Task to carry out – Determine how many lines of the material hold the string "Bitcoin" and reply with only that number.

Chart and figure data
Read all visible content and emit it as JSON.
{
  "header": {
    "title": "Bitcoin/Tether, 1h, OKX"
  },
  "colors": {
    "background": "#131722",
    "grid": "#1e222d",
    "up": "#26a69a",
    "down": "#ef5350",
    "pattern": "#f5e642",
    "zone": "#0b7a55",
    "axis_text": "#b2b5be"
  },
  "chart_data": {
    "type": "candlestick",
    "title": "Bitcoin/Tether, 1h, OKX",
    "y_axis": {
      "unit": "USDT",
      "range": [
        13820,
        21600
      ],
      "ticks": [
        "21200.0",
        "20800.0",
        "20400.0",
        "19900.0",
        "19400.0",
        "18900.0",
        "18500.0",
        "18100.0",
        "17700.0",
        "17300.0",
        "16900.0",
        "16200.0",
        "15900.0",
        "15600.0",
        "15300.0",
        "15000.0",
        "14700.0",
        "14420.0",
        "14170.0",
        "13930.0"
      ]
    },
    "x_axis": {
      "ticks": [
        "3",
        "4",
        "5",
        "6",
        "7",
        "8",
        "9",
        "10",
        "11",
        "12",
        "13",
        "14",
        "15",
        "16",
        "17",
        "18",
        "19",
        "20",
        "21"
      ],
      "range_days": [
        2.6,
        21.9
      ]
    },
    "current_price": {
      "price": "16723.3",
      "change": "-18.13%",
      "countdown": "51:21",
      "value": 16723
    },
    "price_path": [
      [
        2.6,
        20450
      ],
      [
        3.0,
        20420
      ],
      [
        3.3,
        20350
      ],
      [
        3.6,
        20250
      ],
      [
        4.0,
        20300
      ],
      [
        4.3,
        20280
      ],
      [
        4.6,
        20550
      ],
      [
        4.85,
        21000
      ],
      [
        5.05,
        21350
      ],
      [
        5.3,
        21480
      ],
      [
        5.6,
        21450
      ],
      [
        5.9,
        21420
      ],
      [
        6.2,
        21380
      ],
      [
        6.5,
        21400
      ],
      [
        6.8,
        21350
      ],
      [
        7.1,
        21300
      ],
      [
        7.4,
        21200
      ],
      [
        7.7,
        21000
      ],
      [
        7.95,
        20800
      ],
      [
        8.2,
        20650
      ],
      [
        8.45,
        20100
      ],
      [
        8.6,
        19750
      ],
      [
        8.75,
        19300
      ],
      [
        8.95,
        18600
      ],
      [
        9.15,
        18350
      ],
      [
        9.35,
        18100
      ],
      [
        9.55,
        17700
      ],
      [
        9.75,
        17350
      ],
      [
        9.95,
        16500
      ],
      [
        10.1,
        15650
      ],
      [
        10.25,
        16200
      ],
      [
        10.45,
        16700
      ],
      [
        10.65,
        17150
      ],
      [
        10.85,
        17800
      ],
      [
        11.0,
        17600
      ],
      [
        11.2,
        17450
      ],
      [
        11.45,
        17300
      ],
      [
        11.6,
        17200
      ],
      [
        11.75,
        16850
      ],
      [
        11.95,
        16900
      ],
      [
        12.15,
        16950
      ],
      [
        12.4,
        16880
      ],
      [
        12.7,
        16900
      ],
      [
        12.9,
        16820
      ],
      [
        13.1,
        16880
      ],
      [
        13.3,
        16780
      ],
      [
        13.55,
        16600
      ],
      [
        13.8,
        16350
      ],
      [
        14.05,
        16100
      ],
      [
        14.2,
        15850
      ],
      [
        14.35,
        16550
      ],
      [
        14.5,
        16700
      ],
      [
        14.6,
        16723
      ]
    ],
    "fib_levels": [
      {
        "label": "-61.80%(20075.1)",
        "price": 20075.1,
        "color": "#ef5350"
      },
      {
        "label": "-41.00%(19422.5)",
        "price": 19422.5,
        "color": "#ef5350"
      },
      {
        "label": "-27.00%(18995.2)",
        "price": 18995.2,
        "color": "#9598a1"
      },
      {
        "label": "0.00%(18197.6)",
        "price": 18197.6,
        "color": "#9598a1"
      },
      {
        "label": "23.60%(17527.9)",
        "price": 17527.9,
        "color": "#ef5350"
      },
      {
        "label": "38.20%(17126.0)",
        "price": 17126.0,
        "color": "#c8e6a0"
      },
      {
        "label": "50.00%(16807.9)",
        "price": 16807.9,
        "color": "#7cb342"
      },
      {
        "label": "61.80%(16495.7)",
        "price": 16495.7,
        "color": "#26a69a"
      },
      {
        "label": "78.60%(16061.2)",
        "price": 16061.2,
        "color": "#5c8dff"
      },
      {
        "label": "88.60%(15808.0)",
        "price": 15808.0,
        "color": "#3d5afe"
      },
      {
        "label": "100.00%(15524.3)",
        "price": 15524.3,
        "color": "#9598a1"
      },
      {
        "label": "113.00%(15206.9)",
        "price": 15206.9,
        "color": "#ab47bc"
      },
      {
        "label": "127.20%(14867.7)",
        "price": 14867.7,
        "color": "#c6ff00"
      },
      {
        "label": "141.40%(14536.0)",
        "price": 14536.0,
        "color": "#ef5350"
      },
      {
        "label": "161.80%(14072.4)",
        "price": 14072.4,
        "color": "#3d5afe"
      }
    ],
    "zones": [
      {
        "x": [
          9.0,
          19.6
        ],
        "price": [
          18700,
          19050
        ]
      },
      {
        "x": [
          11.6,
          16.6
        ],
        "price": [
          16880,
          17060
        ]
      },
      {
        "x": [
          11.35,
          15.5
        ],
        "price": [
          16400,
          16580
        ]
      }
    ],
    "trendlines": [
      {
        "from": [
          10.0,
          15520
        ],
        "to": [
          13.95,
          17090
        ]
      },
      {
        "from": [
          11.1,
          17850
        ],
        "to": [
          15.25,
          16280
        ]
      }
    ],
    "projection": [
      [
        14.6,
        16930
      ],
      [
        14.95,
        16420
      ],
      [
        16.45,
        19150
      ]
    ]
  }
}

Answer for this exercise – 2